> [WRITTEN TASK] Every record should be repeated exactly, except that pictures are left out.

————

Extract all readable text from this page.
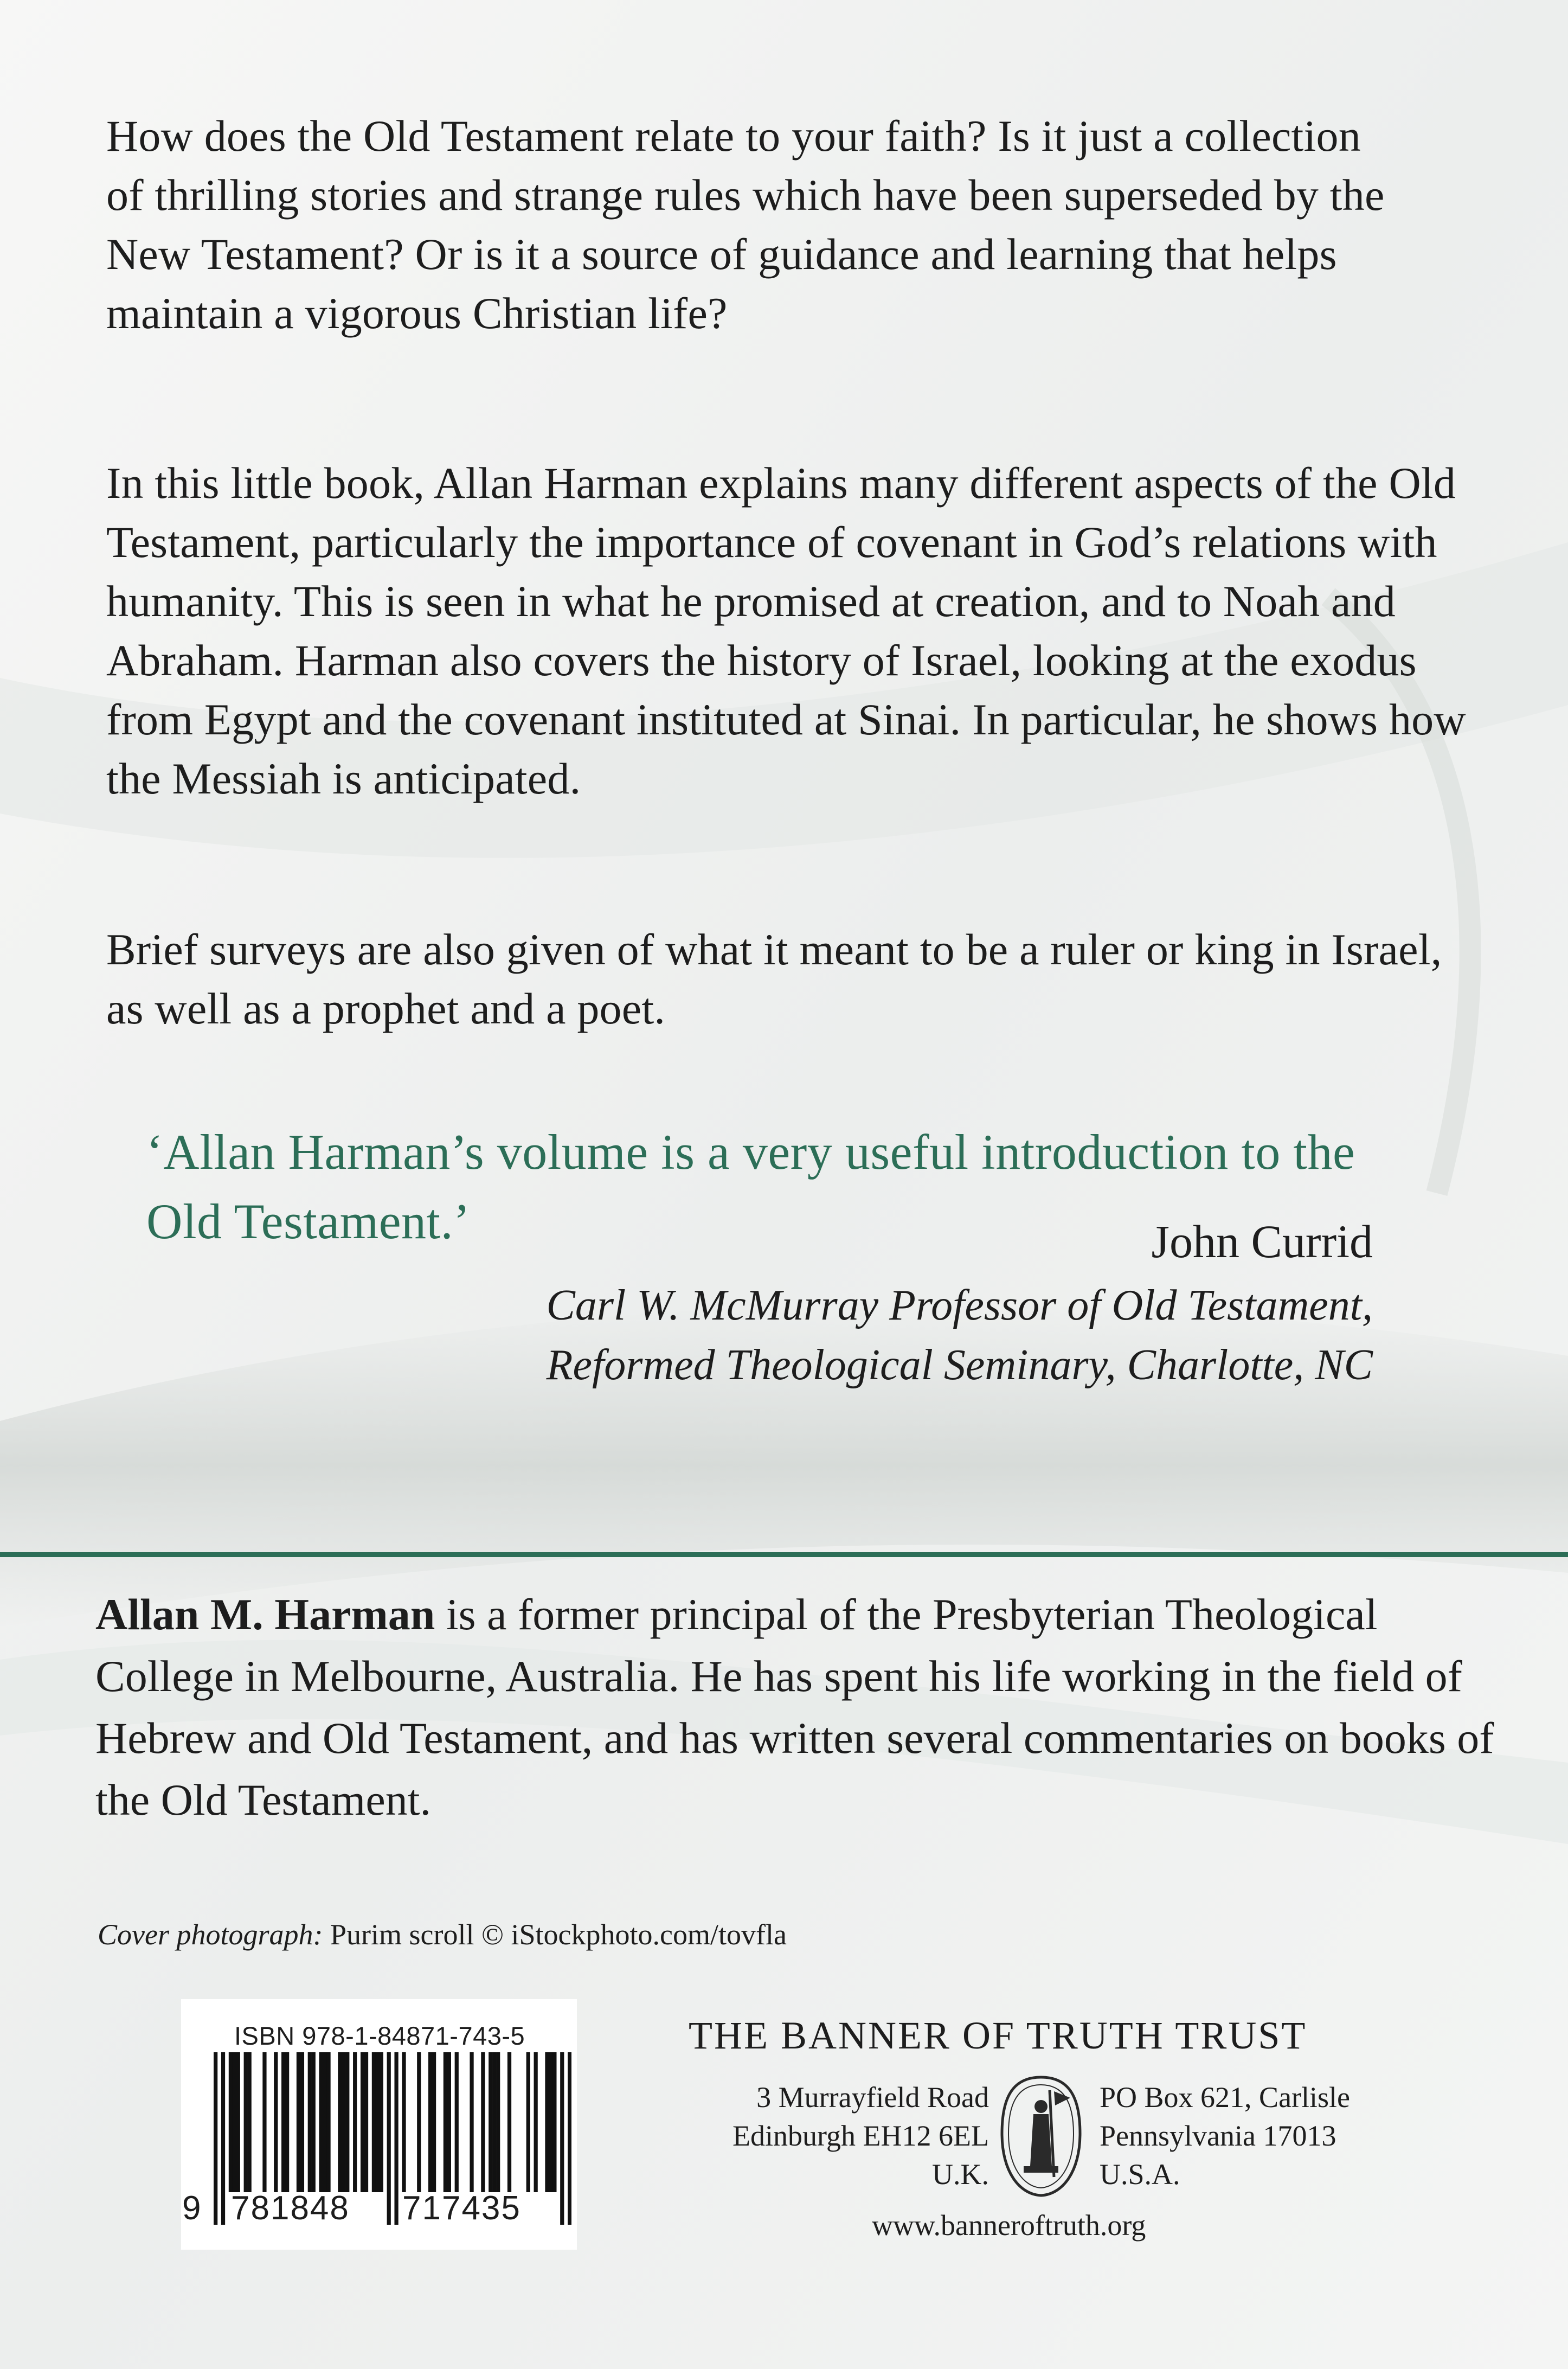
How does the Old Testament relate to your faith? Is it just a collection of thrilling stories and strange rules which have been superseded by the New Testament? Or is it a source of guidance and learning that helps maintain a vigorous Christian life?

In this little book, Allan Harman explains many different aspects of the Old Testament, particularly the importance of covenant in God’s relations with humanity. This is seen in what he promised at creation, and to Noah and Abraham. Harman also covers the history of Israel, looking at the exodus from Egypt and the covenant instituted at Sinai. In particular, he shows how the Messiah is anticipated.

Brief surveys are also given of what it meant to be a ruler or king in Israel, as well as a prophet and a poet.

‘Allan Harman’s volume is a very useful introduction to the Old Testament.’	John Currid

Carl W. McMurray Professor of Old Testament,
Reformed Theological Seminary, Charlotte, NC

Allan M. Harman is a former principal of the Presbyterian Theological College in Melbourne, Australia. He has spent his life working in the field of Hebrew and Old Testament, and has written several commentaries on books of the Old Testament.

Cover photograph: Purim scroll © iStockphoto.com/tovfla

ISBN 978-1-84871-743-5

9 781848 717435

THE BANNER OF TRUTH TRUST

3 Murrayfield Road
Edinburgh EH12 6EL
U.K.

PO Box 621, Carlisle
Pennsylvania 17013
U.S.A.

www.banneroftruth.org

————

> [SOLUTION]
Extract all readable text from this page.
How does the Old Testament relate to your faith? Is it just a collection of thrilling stories and strange rules which have been superseded by the New Testament? Or is it a source of guidance and learning that helps maintain a vigorous Christian life?

In this little book, Allan Harman explains many different aspects of the Old Testament, particularly the importance of covenant in God’s relations with humanity. This is seen in what he promised at creation, and to Noah and Abraham. Harman also covers the history of Israel, looking at the exodus from Egypt and the covenant instituted at Sinai. In particular, he shows how the Messiah is anticipated.

Brief surveys are also given of what it meant to be a ruler or king in Israel, as well as a prophet and a poet.

‘Allan Harman’s volume is a very useful introduction to the Old Testament.’	John Currid

Carl W. McMurray Professor of Old Testament,
Reformed Theological Seminary, Charlotte, NC

Allan M. Harman is a former principal of the Presbyterian Theological College in Melbourne, Australia. He has spent his life working in the field of Hebrew and Old Testament, and has written several commentaries on books of the Old Testament.

Cover photograph: Purim scroll © iStockphoto.com/tovfla

ISBN 978-1-84871-743-5

9 781848 717435

THE BANNER OF TRUTH TRUST

3 Murrayfield Road
Edinburgh EH12 6EL
U.K.

PO Box 621, Carlisle
Pennsylvania 17013
U.S.A.

www.banneroftruth.org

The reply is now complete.